| Written exercise |
Reproduce all entries precisely, down to the last character.

_ _ _ _ _

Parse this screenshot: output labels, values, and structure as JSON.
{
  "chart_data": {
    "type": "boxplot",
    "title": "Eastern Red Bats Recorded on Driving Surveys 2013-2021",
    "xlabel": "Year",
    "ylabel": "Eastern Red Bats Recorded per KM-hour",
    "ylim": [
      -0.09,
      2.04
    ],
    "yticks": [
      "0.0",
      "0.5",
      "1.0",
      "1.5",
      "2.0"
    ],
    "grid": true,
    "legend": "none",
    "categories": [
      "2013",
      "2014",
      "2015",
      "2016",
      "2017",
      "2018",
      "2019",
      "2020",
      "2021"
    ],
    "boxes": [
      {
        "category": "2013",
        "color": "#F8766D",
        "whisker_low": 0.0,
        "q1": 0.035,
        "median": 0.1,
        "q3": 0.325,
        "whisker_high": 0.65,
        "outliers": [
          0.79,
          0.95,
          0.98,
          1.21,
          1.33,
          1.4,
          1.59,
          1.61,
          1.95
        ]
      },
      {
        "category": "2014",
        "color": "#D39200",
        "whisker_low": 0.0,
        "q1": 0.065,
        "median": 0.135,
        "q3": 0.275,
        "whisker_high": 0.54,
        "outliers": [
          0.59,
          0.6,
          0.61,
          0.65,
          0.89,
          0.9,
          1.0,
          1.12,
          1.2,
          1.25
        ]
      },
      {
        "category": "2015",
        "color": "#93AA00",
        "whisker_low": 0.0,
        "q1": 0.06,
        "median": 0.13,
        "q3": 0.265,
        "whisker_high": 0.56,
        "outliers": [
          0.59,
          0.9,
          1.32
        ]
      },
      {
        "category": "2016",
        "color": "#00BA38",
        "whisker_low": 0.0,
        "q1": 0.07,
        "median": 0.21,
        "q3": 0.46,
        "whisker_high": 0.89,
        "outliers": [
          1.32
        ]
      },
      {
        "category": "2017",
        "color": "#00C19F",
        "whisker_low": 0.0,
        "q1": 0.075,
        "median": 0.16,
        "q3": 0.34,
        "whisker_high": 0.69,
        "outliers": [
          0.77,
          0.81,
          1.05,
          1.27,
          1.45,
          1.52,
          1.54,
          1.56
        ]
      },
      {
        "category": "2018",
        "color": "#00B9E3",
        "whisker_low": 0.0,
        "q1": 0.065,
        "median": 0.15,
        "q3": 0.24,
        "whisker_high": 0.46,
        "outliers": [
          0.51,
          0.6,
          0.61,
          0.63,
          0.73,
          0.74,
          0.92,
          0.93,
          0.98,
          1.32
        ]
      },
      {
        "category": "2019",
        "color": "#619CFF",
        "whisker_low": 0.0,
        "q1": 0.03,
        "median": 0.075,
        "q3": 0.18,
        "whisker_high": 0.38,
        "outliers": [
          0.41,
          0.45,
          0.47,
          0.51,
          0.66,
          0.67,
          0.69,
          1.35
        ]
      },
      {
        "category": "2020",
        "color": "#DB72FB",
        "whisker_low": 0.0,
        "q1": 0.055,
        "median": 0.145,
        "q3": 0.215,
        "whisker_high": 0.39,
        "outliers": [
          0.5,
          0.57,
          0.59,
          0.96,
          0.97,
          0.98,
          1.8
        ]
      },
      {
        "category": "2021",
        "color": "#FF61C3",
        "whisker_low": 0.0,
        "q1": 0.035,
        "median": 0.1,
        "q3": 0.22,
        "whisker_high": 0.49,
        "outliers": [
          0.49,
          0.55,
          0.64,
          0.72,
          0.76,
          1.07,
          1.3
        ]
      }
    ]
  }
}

_ _ _ _ _

| Exercise answer |
Parse this screenshot: output labels, values, and structure as JSON.
{
  "chart_data": {
    "type": "boxplot",
    "title": "Eastern Red Bats Recorded on Driving Surveys 2013-2021",
    "xlabel": "Year",
    "ylabel": "Eastern Red Bats Recorded per KM-hour",
    "ylim": [
      -0.09,
      2.04
    ],
    "yticks": [
      "0.0",
      "0.5",
      "1.0",
      "1.5",
      "2.0"
    ],
    "grid": true,
    "legend": "none",
    "categories": [
      "2013",
      "2014",
      "2015",
      "2016",
      "2017",
      "2018",
      "2019",
      "2020",
      "2021"
    ],
    "boxes": [
      {
        "category": "2013",
        "color": "#F8766D",
        "whisker_low": 0.0,
        "q1": 0.035,
        "median": 0.1,
        "q3": 0.325,
        "whisker_high": 0.65,
        "outliers": [
          0.79,
          0.95,
          0.98,
          1.21,
          1.33,
          1.4,
          1.59,
          1.61,
          1.95
        ]
      },
      {
        "category": "2014",
        "color": "#D39200",
        "whisker_low": 0.0,
        "q1": 0.065,
        "median": 0.135,
        "q3": 0.275,
        "whisker_high": 0.54,
        "outliers": [
          0.59,
          0.6,
          0.61,
          0.65,
          0.89,
          0.9,
          1.0,
          1.12,
          1.2,
          1.25
        ]
      },
      {
        "category": "2015",
        "color": "#93AA00",
        "whisker_low": 0.0,
        "q1": 0.06,
        "median": 0.13,
        "q3": 0.265,
        "whisker_high": 0.56,
        "outliers": [
          0.59,
          0.9,
          1.32
        ]
      },
      {
        "category": "2016",
        "color": "#00BA38",
        "whisker_low": 0.0,
        "q1": 0.07,
        "median": 0.21,
        "q3": 0.46,
        "whisker_high": 0.89,
        "outliers": [
          1.32
        ]
      },
      {
        "category": "2017",
        "color": "#00C19F",
        "whisker_low": 0.0,
        "q1": 0.075,
        "median": 0.16,
        "q3": 0.34,
        "whisker_high": 0.69,
        "outliers": [
          0.77,
          0.81,
          1.05,
          1.27,
          1.45,
          1.52,
          1.54,
          1.56
        ]
      },
      {
        "category": "2018",
        "color": "#00B9E3",
        "whisker_low": 0.0,
        "q1": 0.065,
        "median": 0.15,
        "q3": 0.24,
        "whisker_high": 0.46,
        "outliers": [
          0.51,
          0.6,
          0.61,
          0.63,
          0.73,
          0.74,
          0.92,
          0.93,
          0.98,
          1.32
        ]
      },
      {
        "category": "2019",
        "color": "#619CFF",
        "whisker_low": 0.0,
        "q1": 0.03,
        "median": 0.075,
        "q3": 0.18,
        "whisker_high": 0.38,
        "outliers": [
          0.41,
          0.45,
          0.47,
          0.51,
          0.66,
          0.67,
          0.69,
          1.35
        ]
      },
      {
        "category": "2020",
        "color": "#DB72FB",
        "whisker_low": 0.0,
        "q1": 0.055,
        "median": 0.145,
        "q3": 0.215,
        "whisker_high": 0.39,
        "outliers": [
          0.5,
          0.57,
          0.59,
          0.96,
          0.97,
          0.98,
          1.8
        ]
      },
      {
        "category": "2021",
        "color": "#FF61C3",
        "whisker_low": 0.0,
        "q1": 0.035,
        "median": 0.1,
        "q3": 0.22,
        "whisker_high": 0.49,
        "outliers": [
          0.49,
          0.55,
          0.64,
          0.72,
          0.76,
          1.07,
          1.3
        ]
      }
    ]
  }
}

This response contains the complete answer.